_WHAT NEEDS TO BE DONE_
Determine the number of lines containing the word "MagicalAnalysis", and state that figure alone.

_AVAILABLE DATA_
-*-

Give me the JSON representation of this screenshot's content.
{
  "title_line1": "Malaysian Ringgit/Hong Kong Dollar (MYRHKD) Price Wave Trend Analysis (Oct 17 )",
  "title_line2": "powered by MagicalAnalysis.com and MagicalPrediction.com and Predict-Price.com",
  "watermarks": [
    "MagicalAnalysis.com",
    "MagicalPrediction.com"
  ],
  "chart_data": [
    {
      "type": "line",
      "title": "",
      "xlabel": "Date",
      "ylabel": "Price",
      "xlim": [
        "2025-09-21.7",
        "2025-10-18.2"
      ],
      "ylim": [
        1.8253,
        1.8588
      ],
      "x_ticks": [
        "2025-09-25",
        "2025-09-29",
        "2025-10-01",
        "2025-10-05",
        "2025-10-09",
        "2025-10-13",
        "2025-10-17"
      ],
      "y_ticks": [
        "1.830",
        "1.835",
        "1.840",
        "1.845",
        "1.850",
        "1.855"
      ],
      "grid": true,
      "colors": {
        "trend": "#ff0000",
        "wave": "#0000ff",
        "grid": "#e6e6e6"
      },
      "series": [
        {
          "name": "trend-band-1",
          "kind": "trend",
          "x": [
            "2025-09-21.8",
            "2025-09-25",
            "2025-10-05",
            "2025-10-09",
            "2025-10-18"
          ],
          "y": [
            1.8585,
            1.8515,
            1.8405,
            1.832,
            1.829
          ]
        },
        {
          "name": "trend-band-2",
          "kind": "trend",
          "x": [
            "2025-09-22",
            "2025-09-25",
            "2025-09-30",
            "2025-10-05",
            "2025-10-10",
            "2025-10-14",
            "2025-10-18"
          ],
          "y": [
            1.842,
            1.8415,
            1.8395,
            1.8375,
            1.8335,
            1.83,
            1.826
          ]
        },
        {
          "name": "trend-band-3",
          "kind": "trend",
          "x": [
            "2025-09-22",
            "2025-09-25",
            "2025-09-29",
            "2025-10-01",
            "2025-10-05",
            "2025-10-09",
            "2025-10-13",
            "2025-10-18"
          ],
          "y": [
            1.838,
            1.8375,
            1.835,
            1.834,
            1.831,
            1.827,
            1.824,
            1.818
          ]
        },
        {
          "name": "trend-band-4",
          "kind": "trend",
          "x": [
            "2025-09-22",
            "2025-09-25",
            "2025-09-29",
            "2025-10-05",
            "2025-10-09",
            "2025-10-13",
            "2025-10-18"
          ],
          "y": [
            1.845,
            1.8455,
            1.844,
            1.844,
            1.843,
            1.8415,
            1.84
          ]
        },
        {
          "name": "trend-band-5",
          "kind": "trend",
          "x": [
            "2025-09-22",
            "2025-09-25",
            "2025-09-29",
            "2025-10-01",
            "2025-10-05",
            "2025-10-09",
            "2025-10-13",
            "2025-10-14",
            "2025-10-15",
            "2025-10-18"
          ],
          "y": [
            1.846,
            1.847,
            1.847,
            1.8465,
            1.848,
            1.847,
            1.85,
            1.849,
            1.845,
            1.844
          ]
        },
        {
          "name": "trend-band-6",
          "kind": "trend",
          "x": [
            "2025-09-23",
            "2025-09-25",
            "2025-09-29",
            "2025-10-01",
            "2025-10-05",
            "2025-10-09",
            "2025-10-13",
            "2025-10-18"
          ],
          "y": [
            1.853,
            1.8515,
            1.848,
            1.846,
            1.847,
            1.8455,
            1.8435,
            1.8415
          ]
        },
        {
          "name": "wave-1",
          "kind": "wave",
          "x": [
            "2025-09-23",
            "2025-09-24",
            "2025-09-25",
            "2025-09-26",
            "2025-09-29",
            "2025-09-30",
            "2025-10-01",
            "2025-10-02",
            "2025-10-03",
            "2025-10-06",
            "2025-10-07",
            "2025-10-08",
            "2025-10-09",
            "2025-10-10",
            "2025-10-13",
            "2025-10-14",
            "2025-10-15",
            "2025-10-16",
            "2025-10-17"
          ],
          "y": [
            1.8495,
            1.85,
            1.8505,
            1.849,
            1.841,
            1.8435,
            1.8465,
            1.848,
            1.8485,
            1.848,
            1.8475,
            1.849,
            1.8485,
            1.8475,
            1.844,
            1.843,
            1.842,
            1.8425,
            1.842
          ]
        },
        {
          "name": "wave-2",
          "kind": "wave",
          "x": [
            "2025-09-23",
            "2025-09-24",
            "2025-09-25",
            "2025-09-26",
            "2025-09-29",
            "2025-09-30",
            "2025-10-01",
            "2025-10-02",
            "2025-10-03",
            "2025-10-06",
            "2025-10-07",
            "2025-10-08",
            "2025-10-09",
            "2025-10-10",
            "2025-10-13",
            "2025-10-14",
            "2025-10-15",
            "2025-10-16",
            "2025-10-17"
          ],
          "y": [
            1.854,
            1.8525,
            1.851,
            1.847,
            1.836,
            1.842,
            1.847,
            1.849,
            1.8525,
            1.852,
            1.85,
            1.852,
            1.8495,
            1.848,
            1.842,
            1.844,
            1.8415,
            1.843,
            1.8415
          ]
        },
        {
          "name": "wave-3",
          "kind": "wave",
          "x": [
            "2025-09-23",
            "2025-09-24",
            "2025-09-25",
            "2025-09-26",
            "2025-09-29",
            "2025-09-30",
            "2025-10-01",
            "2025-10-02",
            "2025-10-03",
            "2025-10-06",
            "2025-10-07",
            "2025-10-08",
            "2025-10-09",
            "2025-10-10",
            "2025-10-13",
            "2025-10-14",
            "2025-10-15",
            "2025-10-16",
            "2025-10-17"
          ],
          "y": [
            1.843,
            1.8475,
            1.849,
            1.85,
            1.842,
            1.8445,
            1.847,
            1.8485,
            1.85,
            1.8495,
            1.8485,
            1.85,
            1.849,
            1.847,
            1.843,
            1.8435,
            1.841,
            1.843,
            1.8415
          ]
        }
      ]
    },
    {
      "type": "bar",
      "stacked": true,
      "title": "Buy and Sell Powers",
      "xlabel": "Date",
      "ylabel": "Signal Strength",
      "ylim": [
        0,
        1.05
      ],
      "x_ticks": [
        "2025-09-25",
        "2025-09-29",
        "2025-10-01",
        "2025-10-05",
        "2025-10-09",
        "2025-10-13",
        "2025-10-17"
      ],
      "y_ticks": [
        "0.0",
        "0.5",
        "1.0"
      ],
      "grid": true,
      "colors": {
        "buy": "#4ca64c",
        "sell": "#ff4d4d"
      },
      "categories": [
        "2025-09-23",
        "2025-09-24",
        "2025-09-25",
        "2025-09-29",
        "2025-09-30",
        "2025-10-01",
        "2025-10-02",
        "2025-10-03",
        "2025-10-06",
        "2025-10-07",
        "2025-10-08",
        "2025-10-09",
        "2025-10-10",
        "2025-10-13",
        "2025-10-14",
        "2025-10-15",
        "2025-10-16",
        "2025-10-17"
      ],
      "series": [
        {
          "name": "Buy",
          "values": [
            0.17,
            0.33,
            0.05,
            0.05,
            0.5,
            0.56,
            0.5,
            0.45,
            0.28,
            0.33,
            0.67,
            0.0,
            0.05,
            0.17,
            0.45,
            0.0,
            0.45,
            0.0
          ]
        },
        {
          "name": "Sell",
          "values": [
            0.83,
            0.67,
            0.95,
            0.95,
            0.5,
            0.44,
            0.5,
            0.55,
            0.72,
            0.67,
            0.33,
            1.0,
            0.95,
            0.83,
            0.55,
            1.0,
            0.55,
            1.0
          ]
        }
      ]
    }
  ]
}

-*-

_OUTPUT BELOW_
2